Aim of the exercise:
Set down each record below precisely, skipping the pictures.

<<<<

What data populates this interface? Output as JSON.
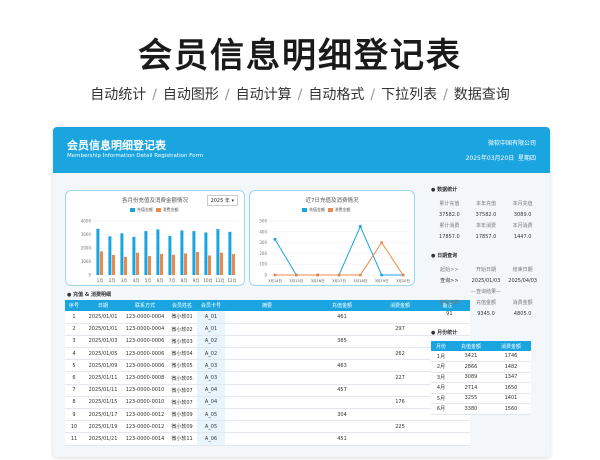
{
  "hero": {
    "title": "会员信息明细登记表",
    "features": [
      "自动统计",
      "自动图形",
      "自动计算",
      "自动格式",
      "下拉列表",
      "数据查询"
    ]
  },
  "banner": {
    "title": "会员信息明细登记表",
    "subtitle": "Membership Information Detail Registration Form",
    "company": "微软中国有限公司",
    "date": "2025年03月20日",
    "weekday": "星期四"
  },
  "colors": {
    "accent": "#1aa5e0",
    "orange": "#e88a4a"
  },
  "bar_chart": {
    "title": "各月份充值及消费金额情况",
    "year": "2025 年",
    "year_icon": "dropdown-icon",
    "legend": [
      "充值金额",
      "消费金额"
    ],
    "yticks": [
      "4000",
      "3000",
      "2000",
      "1000",
      "0"
    ]
  },
  "line_chart": {
    "title": "近7日充值及消费情况",
    "legend": [
      "充值金额",
      "消费金额"
    ],
    "yticks": [
      "500",
      "400",
      "300",
      "200",
      "100",
      "0"
    ]
  },
  "chart_data": [
    {
      "type": "bar",
      "title": "各月份充值及消费金额情况",
      "categories": [
        "1月",
        "2月",
        "3月",
        "4月",
        "5月",
        "6月",
        "7月",
        "8月",
        "9月",
        "10月",
        "11月",
        "12月"
      ],
      "series": [
        {
          "name": "充值金额",
          "values": [
            3421,
            2866,
            3089,
            2830,
            3255,
            3380,
            2900,
            3300,
            3250,
            3150,
            3400,
            3200
          ]
        },
        {
          "name": "消费金额",
          "values": [
            1746,
            1482,
            1347,
            1650,
            1401,
            1560,
            1500,
            1600,
            1700,
            1450,
            1650,
            1550
          ]
        }
      ],
      "ylim": [
        0,
        4000
      ]
    },
    {
      "type": "line",
      "title": "近7日充值及消费情况",
      "x": [
        "3月14日",
        "3月15日",
        "3月16日",
        "3月17日",
        "3月18日",
        "3月19日",
        "3月20日"
      ],
      "series": [
        {
          "name": "充值金额",
          "values": [
            330,
            0,
            0,
            0,
            450,
            0,
            0
          ]
        },
        {
          "name": "消费金额",
          "values": [
            0,
            0,
            0,
            0,
            0,
            300,
            0
          ]
        }
      ],
      "ylim": [
        0,
        500
      ]
    }
  ],
  "table": {
    "section_label": "充值 & 消费明细",
    "columns": [
      "序号",
      "日期",
      "联系方式",
      "会员姓名",
      "会员卡号",
      "摘要",
      "充值金额",
      "消费金额",
      "备注"
    ],
    "rows": [
      [
        "1",
        "2025/01/01",
        "123-0000-0004",
        "微小软01",
        "A_01",
        "",
        "461",
        "",
        ""
      ],
      [
        "2",
        "2025/01/01",
        "123-0000-0004",
        "微小软02",
        "A_01",
        "",
        "",
        "297",
        ""
      ],
      [
        "3",
        "2025/01/03",
        "123-0000-0006",
        "微小软03",
        "A_02",
        "",
        "385",
        "",
        ""
      ],
      [
        "4",
        "2025/01/05",
        "123-0000-0006",
        "微小软04",
        "A_02",
        "",
        "",
        "262",
        ""
      ],
      [
        "5",
        "2025/01/09",
        "123-0000-0006",
        "微小软05",
        "A_03",
        "",
        "463",
        "",
        ""
      ],
      [
        "6",
        "2025/01/11",
        "123-0000-0008",
        "微小软05",
        "A_03",
        "",
        "",
        "227",
        ""
      ],
      [
        "7",
        "2025/01/11",
        "123-0000-0010",
        "微小软07",
        "A_04",
        "",
        "457",
        "",
        ""
      ],
      [
        "8",
        "2025/01/15",
        "123-0000-0010",
        "微小软07",
        "A_04",
        "",
        "",
        "176",
        ""
      ],
      [
        "9",
        "2025/01/17",
        "123-0000-0012",
        "微小软09",
        "A_05",
        "",
        "304",
        "",
        ""
      ],
      [
        "10",
        "2025/01/19",
        "123-0000-0012",
        "微小软09",
        "A_05",
        "",
        "",
        "225",
        ""
      ],
      [
        "11",
        "2025/01/21",
        "123-0000-0014",
        "微小软11",
        "A_06",
        "",
        "451",
        "",
        ""
      ]
    ]
  },
  "side": {
    "data_stats": {
      "head": "数据统计",
      "rows": [
        [
          "累计充值",
          "本年充值",
          "本月充值"
        ],
        [
          "37582.0",
          "37582.0",
          "3089.0"
        ],
        [
          "累计消费",
          "本年消费",
          "本月消费"
        ],
        [
          "17857.0",
          "17857.0",
          "1447.0"
        ]
      ]
    },
    "date_query": {
      "head": "日期查询",
      "rows": [
        [
          "起始>>",
          "开始日期",
          "结束日期"
        ],
        [
          "查询>>",
          "2025/01/03",
          "2025/04/03"
        ],
        [
          "",
          "—查询结果—",
          ""
        ],
        [
          "查询次数",
          "充值金额",
          "消费金额"
        ],
        [
          "91",
          "9345.0",
          "4805.0"
        ]
      ]
    },
    "monthly": {
      "head": "月份统计",
      "columns": [
        "月份",
        "充值金额",
        "消费金额"
      ],
      "rows": [
        [
          "1月",
          "3421",
          "1746"
        ],
        [
          "2月",
          "2866",
          "1482"
        ],
        [
          "3月",
          "3089",
          "1347"
        ],
        [
          "4月",
          "2714",
          "1650"
        ],
        [
          "5月",
          "3255",
          "1401"
        ],
        [
          "6月",
          "3380",
          "1560"
        ]
      ]
    }
  }
}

>>>>

Full answer:
What data populates this interface? Output as JSON.
{
  "hero": {
    "title": "会员信息明细登记表",
    "features": [
      "自动统计",
      "自动图形",
      "自动计算",
      "自动格式",
      "下拉列表",
      "数据查询"
    ]
  },
  "banner": {
    "title": "会员信息明细登记表",
    "subtitle": "Membership Information Detail Registration Form",
    "company": "微软中国有限公司",
    "date": "2025年03月20日",
    "weekday": "星期四"
  },
  "colors": {
    "accent": "#1aa5e0",
    "orange": "#e88a4a"
  },
  "bar_chart": {
    "title": "各月份充值及消费金额情况",
    "year": "2025 年",
    "year_icon": "dropdown-icon",
    "legend": [
      "充值金额",
      "消费金额"
    ],
    "yticks": [
      "4000",
      "3000",
      "2000",
      "1000",
      "0"
    ]
  },
  "line_chart": {
    "title": "近7日充值及消费情况",
    "legend": [
      "充值金额",
      "消费金额"
    ],
    "yticks": [
      "500",
      "400",
      "300",
      "200",
      "100",
      "0"
    ]
  },
  "chart_data": [
    {
      "type": "bar",
      "title": "各月份充值及消费金额情况",
      "categories": [
        "1月",
        "2月",
        "3月",
        "4月",
        "5月",
        "6月",
        "7月",
        "8月",
        "9月",
        "10月",
        "11月",
        "12月"
      ],
      "series": [
        {
          "name": "充值金额",
          "values": [
            3421,
            2866,
            3089,
            2830,
            3255,
            3380,
            2900,
            3300,
            3250,
            3150,
            3400,
            3200
          ]
        },
        {
          "name": "消费金额",
          "values": [
            1746,
            1482,
            1347,
            1650,
            1401,
            1560,
            1500,
            1600,
            1700,
            1450,
            1650,
            1550
          ]
        }
      ],
      "ylim": [
        0,
        4000
      ]
    },
    {
      "type": "line",
      "title": "近7日充值及消费情况",
      "x": [
        "3月14日",
        "3月15日",
        "3月16日",
        "3月17日",
        "3月18日",
        "3月19日",
        "3月20日"
      ],
      "series": [
        {
          "name": "充值金额",
          "values": [
            330,
            0,
            0,
            0,
            450,
            0,
            0
          ]
        },
        {
          "name": "消费金额",
          "values": [
            0,
            0,
            0,
            0,
            0,
            300,
            0
          ]
        }
      ],
      "ylim": [
        0,
        500
      ]
    }
  ],
  "table": {
    "section_label": "充值 & 消费明细",
    "columns": [
      "序号",
      "日期",
      "联系方式",
      "会员姓名",
      "会员卡号",
      "摘要",
      "充值金额",
      "消费金额",
      "备注"
    ],
    "rows": [
      [
        "1",
        "2025/01/01",
        "123-0000-0004",
        "微小软01",
        "A_01",
        "",
        "461",
        "",
        ""
      ],
      [
        "2",
        "2025/01/01",
        "123-0000-0004",
        "微小软02",
        "A_01",
        "",
        "",
        "297",
        ""
      ],
      [
        "3",
        "2025/01/03",
        "123-0000-0006",
        "微小软03",
        "A_02",
        "",
        "385",
        "",
        ""
      ],
      [
        "4",
        "2025/01/05",
        "123-0000-0006",
        "微小软04",
        "A_02",
        "",
        "",
        "262",
        ""
      ],
      [
        "5",
        "2025/01/09",
        "123-0000-0006",
        "微小软05",
        "A_03",
        "",
        "463",
        "",
        ""
      ],
      [
        "6",
        "2025/01/11",
        "123-0000-0008",
        "微小软05",
        "A_03",
        "",
        "",
        "227",
        ""
      ],
      [
        "7",
        "2025/01/11",
        "123-0000-0010",
        "微小软07",
        "A_04",
        "",
        "457",
        "",
        ""
      ],
      [
        "8",
        "2025/01/15",
        "123-0000-0010",
        "微小软07",
        "A_04",
        "",
        "",
        "176",
        ""
      ],
      [
        "9",
        "2025/01/17",
        "123-0000-0012",
        "微小软09",
        "A_05",
        "",
        "304",
        "",
        ""
      ],
      [
        "10",
        "2025/01/19",
        "123-0000-0012",
        "微小软09",
        "A_05",
        "",
        "",
        "225",
        ""
      ],
      [
        "11",
        "2025/01/21",
        "123-0000-0014",
        "微小软11",
        "A_06",
        "",
        "451",
        "",
        ""
      ]
    ]
  },
  "side": {
    "data_stats": {
      "head": "数据统计",
      "rows": [
        [
          "累计充值",
          "本年充值",
          "本月充值"
        ],
        [
          "37582.0",
          "37582.0",
          "3089.0"
        ],
        [
          "累计消费",
          "本年消费",
          "本月消费"
        ],
        [
          "17857.0",
          "17857.0",
          "1447.0"
        ]
      ]
    },
    "date_query": {
      "head": "日期查询",
      "rows": [
        [
          "起始>>",
          "开始日期",
          "结束日期"
        ],
        [
          "查询>>",
          "2025/01/03",
          "2025/04/03"
        ],
        [
          "",
          "—查询结果—",
          ""
        ],
        [
          "查询次数",
          "充值金额",
          "消费金额"
        ],
        [
          "91",
          "9345.0",
          "4805.0"
        ]
      ]
    },
    "monthly": {
      "head": "月份统计",
      "columns": [
        "月份",
        "充值金额",
        "消费金额"
      ],
      "rows": [
        [
          "1月",
          "3421",
          "1746"
        ],
        [
          "2月",
          "2866",
          "1482"
        ],
        [
          "3月",
          "3089",
          "1347"
        ],
        [
          "4月",
          "2714",
          "1650"
        ],
        [
          "5月",
          "3255",
          "1401"
        ],
        [
          "6月",
          "3380",
          "1560"
        ]
      ]
    }
  }
}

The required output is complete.